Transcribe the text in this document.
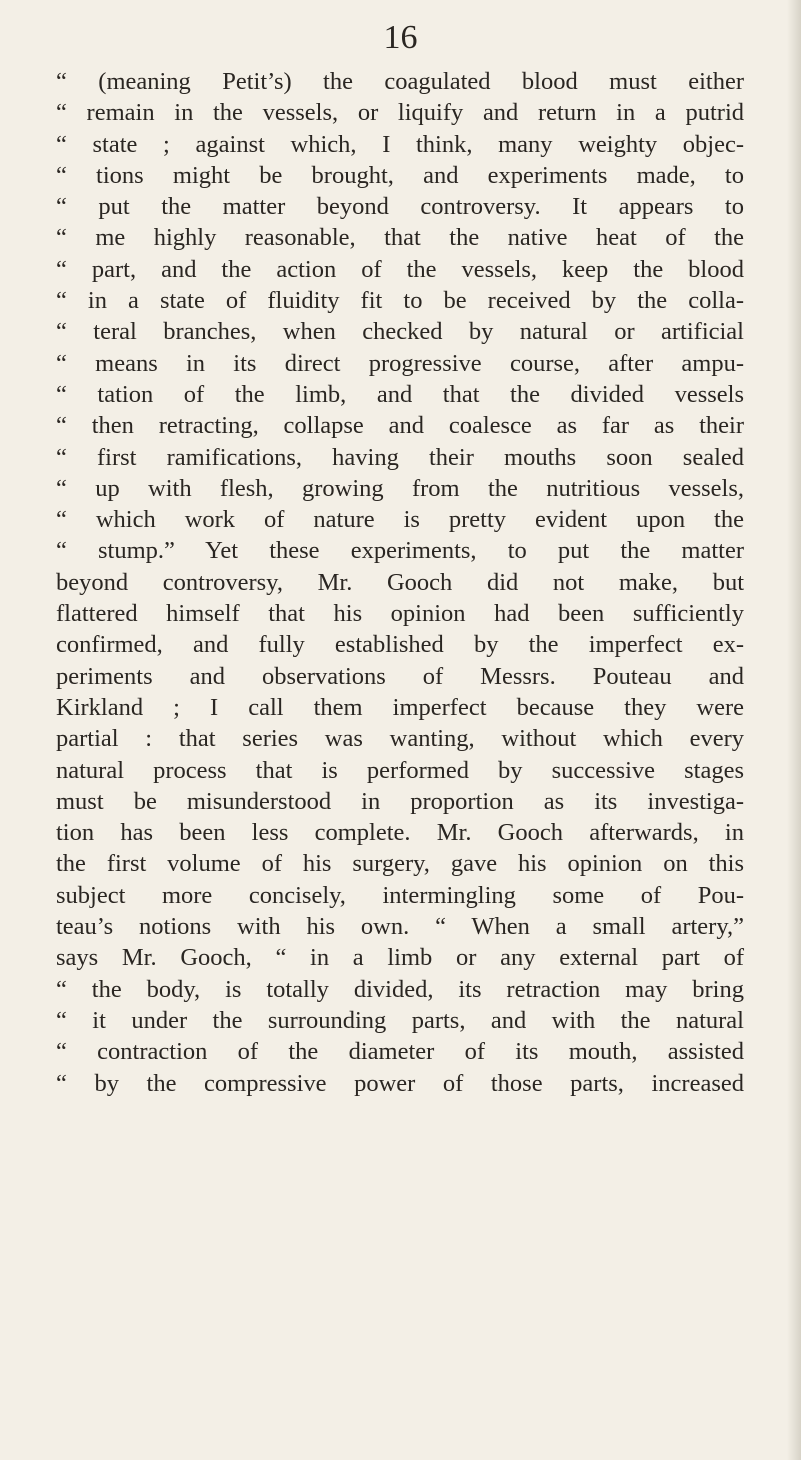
16
“ (meaning Petit’s) the coagulated blood must either
“ remain in the vessels, or liquify and return in a putrid
“ state ; against which, I think, many weighty objec-
“ tions might be brought, and experiments made, to
“ put the matter beyond controversy. It appears to
“ me highly reasonable, that the native heat of the
“ part, and the action of the vessels, keep the blood
“ in a state of fluidity fit to be received by the colla-
“ teral branches, when checked by natural or artificial
“ means in its direct progressive course, after ampu-
“ tation of the limb, and that the divided vessels
“ then retracting, collapse and coalesce as far as their
“ first ramifications, having their mouths soon sealed
“ up with flesh, growing from the nutritious vessels,
“ which work of nature is pretty evident upon the
“ stump.” Yet these experiments, to put the matter
beyond controversy, Mr. Gooch did not make, but
flattered himself that his opinion had been sufficiently
confirmed, and fully established by the imperfect ex-
periments and observations of Messrs. Pouteau and
Kirkland ; I call them imperfect because they were
partial : that series was wanting, without which every
natural process that is performed by successive stages
must be misunderstood in proportion as its investiga-
tion has been less complete. Mr. Gooch afterwards, in
the first volume of his surgery, gave his opinion on this
subject more concisely, intermingling some of Pou-
teau’s notions with his own. “ When a small artery,”
says Mr. Gooch, “ in a limb or any external part of
“ the body, is totally divided, its retraction may bring
“ it under the surrounding parts, and with the natural
“ contraction of the diameter of its mouth, assisted
“ by the compressive power of those parts, increased
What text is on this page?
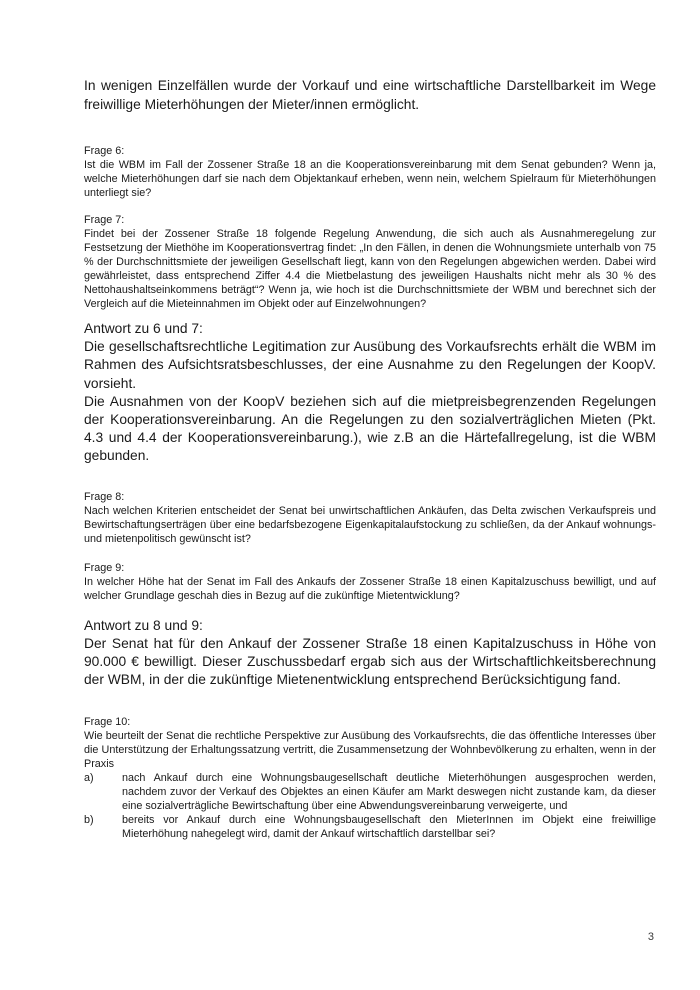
In wenigen Einzelfällen wurde der Vorkauf und eine wirtschaftliche Darstellbarkeit im Wege freiwillige Mieterhöhungen der Mieter/innen ermöglicht.

Frage 6:

Ist die WBM im Fall der Zossener Straße 18 an die Kooperationsvereinbarung mit dem Senat gebunden? Wenn ja, welche Mieterhöhungen darf sie nach dem Objektankauf erheben, wenn nein, welchem Spielraum für Mieterhöhungen unterliegt sie?

Frage 7:

Findet bei der Zossener Straße 18 folgende Regelung Anwendung, die sich auch als Ausnahmeregelung zur Festsetzung der Miethöhe im Kooperationsvertrag findet: „In den Fällen, in denen die Wohnungsmiete unterhalb von 75 % der Durchschnittsmiete der jeweiligen Gesellschaft liegt, kann von den Regelungen abgewichen werden. Dabei wird gewährleistet, dass entsprechend Ziffer 4.4 die Mietbelastung des jeweiligen Haushalts nicht mehr als 30 % des Nettohaushaltseinkommens beträgt“? Wenn ja, wie hoch ist die Durchschnittsmiete der WBM und berechnet sich der Vergleich auf die Mieteinnahmen im Objekt oder auf Einzelwohnungen?

Antwort zu 6 und 7:

Die gesellschaftsrechtliche Legitimation zur Ausübung des Vorkaufsrechts erhält die WBM im Rahmen des Aufsichtsratsbeschlusses, der eine Ausnahme zu den Regelungen der KoopV. vorsieht.

Die Ausnahmen von der KoopV beziehen sich auf die mietpreisbegrenzenden Regelungen der Kooperationsvereinbarung. An die Regelungen zu den sozialverträglichen Mieten (Pkt. 4.3 und 4.4 der Kooperationsvereinbarung.), wie z.B an die Härtefallregelung, ist die WBM gebunden.

Frage 8:

Nach welchen Kriterien entscheidet der Senat bei unwirtschaftlichen Ankäufen, das Delta zwischen Verkaufspreis und Bewirtschaftungserträgen über eine bedarfsbezogene Eigenkapitalaufstockung zu schließen, da der Ankauf wohnungs- und mietenpolitisch gewünscht ist?

Frage 9:

In welcher Höhe hat der Senat im Fall des Ankaufs der Zossener Straße 18 einen Kapitalzuschuss bewilligt, und auf welcher Grundlage geschah dies in Bezug auf die zukünftige Mietentwicklung?

Antwort zu 8 und 9:

Der Senat hat für den Ankauf der Zossener Straße 18 einen Kapitalzuschuss in Höhe von 90.000 € bewilligt. Dieser Zuschussbedarf ergab sich aus der Wirtschaftlichkeitsberechnung der WBM, in der die zukünftige Mietenentwicklung entsprechend Berücksichtigung fand.

Frage 10:

Wie beurteilt der Senat die rechtliche Perspektive zur Ausübung des Vorkaufsrechts, die das öffentliche Interesses über die Unterstützung der Erhaltungssatzung vertritt, die Zusammensetzung der Wohnbevölkerung zu erhalten, wenn in der Praxis

a)	nach Ankauf durch eine Wohnungsbaugesellschaft deutliche Mieterhöhungen ausgesprochen werden, nachdem zuvor der Verkauf des Objektes an einen Käufer am Markt deswegen nicht zustande kam, da dieser eine sozialverträgliche Bewirtschaftung über eine Abwendungsvereinbarung verweigerte, und
b)	bereits vor Ankauf durch eine Wohnungsbaugesellschaft den MieterInnen im Objekt eine freiwillige Mieterhöhung nahegelegt wird, damit der Ankauf wirtschaftlich darstellbar sei?
3
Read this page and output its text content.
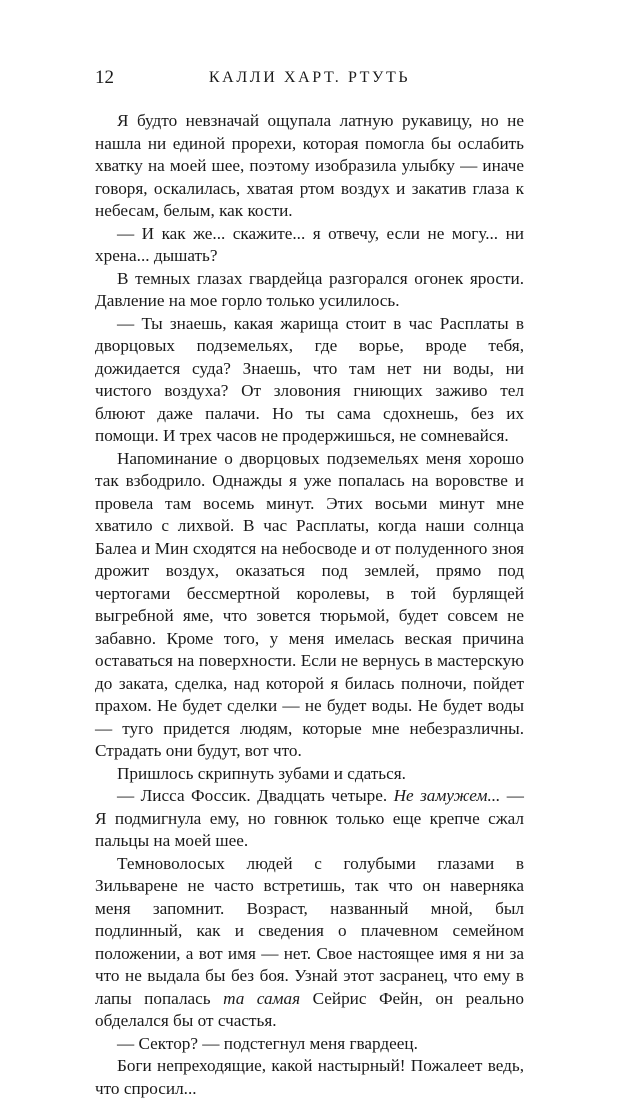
12	КАЛЛИ ХАРТ. РТУТЬ

Я будто невзначай ощупала латную рукавицу, но не нашла ни единой прорехи, которая помогла бы ослабить хватку на моей шее, поэтому изобразила улыбку — иначе говоря, оскалилась, хватая ртом воздух и закатив глаза к небесам, белым, как кости.

— И как же... скажите... я отвечу, если не могу... ни хрена... дышать?

В темных глазах гвардейца разгорался огонек ярости. Давление на мое горло только усилилось.

— Ты знаешь, какая жарища стоит в час Расплаты в дворцовых подземельях, где ворье, вроде тебя, дожидается суда? Знаешь, что там нет ни воды, ни чистого воздуха? От зловония гниющих заживо тел блюют даже палачи. Но ты сама сдохнешь, без их помощи. И трех часов не продержишься, не сомневайся.

Напоминание о дворцовых подземельях меня хорошо так взбодрило. Однажды я уже попалась на воровстве и провела там восемь минут. Этих восьми минут мне хватило с лихвой. В час Расплаты, когда наши солнца Балеа и Мин сходятся на небосводе и от полуденного зноя дрожит воздух, оказаться под землей, прямо под чертогами бессмертной королевы, в той бурлящей выгребной яме, что зовется тюрьмой, будет совсем не забавно. Кроме того, у меня имелась веская причина оставаться на поверхности. Если не вернусь в мастерскую до заката, сделка, над которой я билась полночи, пойдет прахом. Не будет сделки — не будет воды. Не будет воды — туго придется людям, которые мне небезразличны. Страдать они будут, вот что.

Пришлось скрипнуть зубами и сдаться.

— Лисса Фоссик. Двадцать четыре. Не замужем... — Я подмигнула ему, но говнюк только еще крепче сжал пальцы на моей шее.

Темноволосых людей с голубыми глазами в Зильварене не часто встретишь, так что он наверняка меня запомнит. Возраст, названный мной, был подлинный, как и сведения о плачевном семейном положении, а вот имя — нет. Свое настоящее имя я ни за что не выдала бы без боя. Узнай этот засранец, что ему в лапы попалась та самая Сейрис Фейн, он реально обделался бы от счастья.

— Сектор? — подстегнул меня гвардеец.

Боги непреходящие, какой настырный! Пожалеет ведь, что спросил...
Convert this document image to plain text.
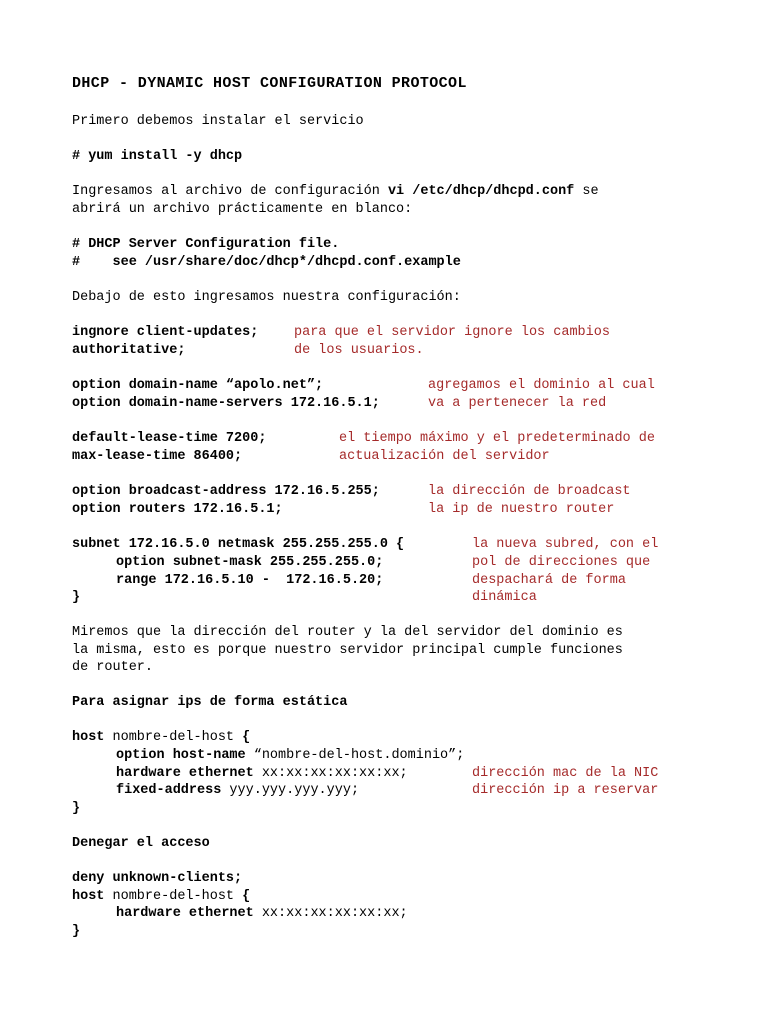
DHCP - DYNAMIC HOST CONFIGURATION PROTOCOL
Primero debemos instalar el servicio
# yum install -y dhcp
Ingresamos al archivo de configuración vi /etc/dhcp/dhcpd.conf se
abrirá un archivo prácticamente en blanco:
# DHCP Server Configuration file.
#    see /usr/share/doc/dhcp*/dhcpd.conf.example
Debajo de esto ingresamos nuestra configuración:
ingnore client-updates;	para que el servidor ignore los cambios
authoritative;	de los usuarios.
option domain-name “apolo.net”;	agregamos el dominio al cual
option domain-name-servers 172.16.5.1;	va a pertenecer la red
default-lease-time 7200;	el tiempo máximo y el predeterminado de
max-lease-time 86400;	actualización del servidor
option broadcast-address 172.16.5.255;	la dirección de broadcast
option routers 172.16.5.1;	la ip de nuestro router
subnet 172.16.5.0 netmask 255.255.255.0 {	la nueva subred, con el
option subnet-mask 255.255.255.0;	pol de direcciones que
range 172.16.5.10 -  172.16.5.20;	despachará de forma
}	dinámica
Miremos que la dirección del router y la del servidor del dominio es
la misma, esto es porque nuestro servidor principal cumple funciones
de router.
Para asignar ips de forma estática
host nombre-del-host {
option host-name “nombre-del-host.dominio”;
hardware ethernet xx:xx:xx:xx:xx:xx;	dirección mac de la NIC
fixed-address yyy.yyy.yyy.yyy;	dirección ip a reservar
}
Denegar el acceso
deny unknown-clients;
host nombre-del-host {
hardware ethernet xx:xx:xx:xx:xx:xx;
}
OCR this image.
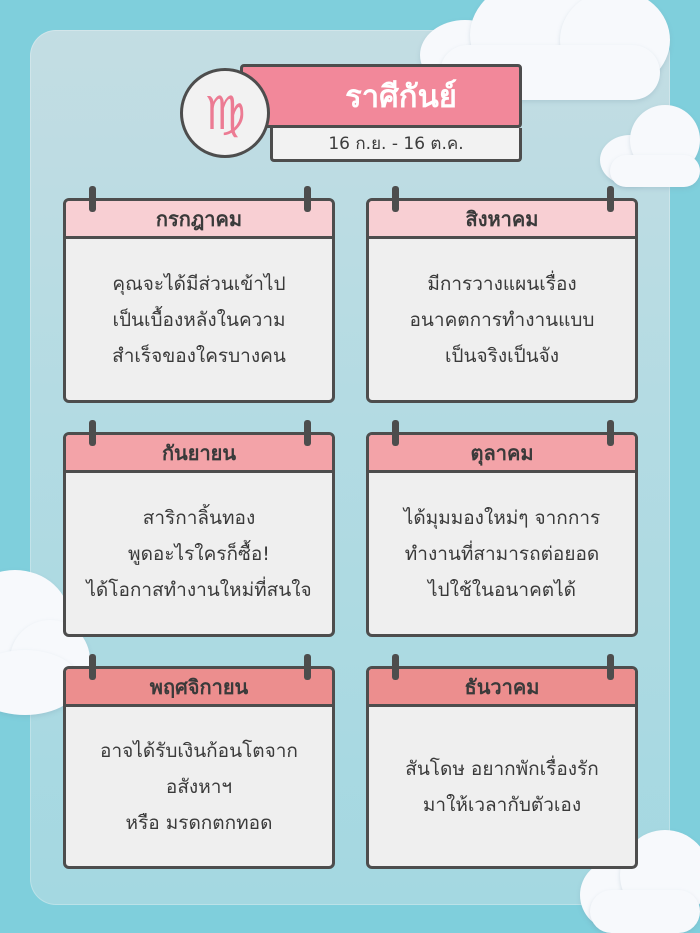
ราศีกันย์
16 ก.ย. - 16 ต.ค.
♍
กรกฎาคม

คุณจะได้มีส่วนเข้าไป
เป็นเบื้องหลังในความ
สำเร็จของใครบางคน

สิงหาคม

มีการวางแผนเรื่อง
อนาคตการทำงานแบบ
เป็นจริงเป็นจัง

กันยายน

สาริกาลิ้นทอง
พูดอะไรใครก็ซื้อ!
ได้โอกาสทำงานใหม่ที่สนใจ

ตุลาคม

ได้มุมมองใหม่ๆ จากการ
ทำงานที่สามารถต่อยอด
ไปใช้ในอนาคตได้

พฤศจิกายน

อาจได้รับเงินก้อนโตจาก
อสังหาฯ
หรือ มรดกตกทอด

ธันวาคม

สันโดษ อยากพักเรื่องรัก
มาให้เวลากับตัวเอง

__What is asked__. Locate the lines above that hold the word "text". Show every one of them.

__Result__.
Transcribe the text in this document.
What text is on this page?
Read this page and output its text content.
Convert this document image to plain text.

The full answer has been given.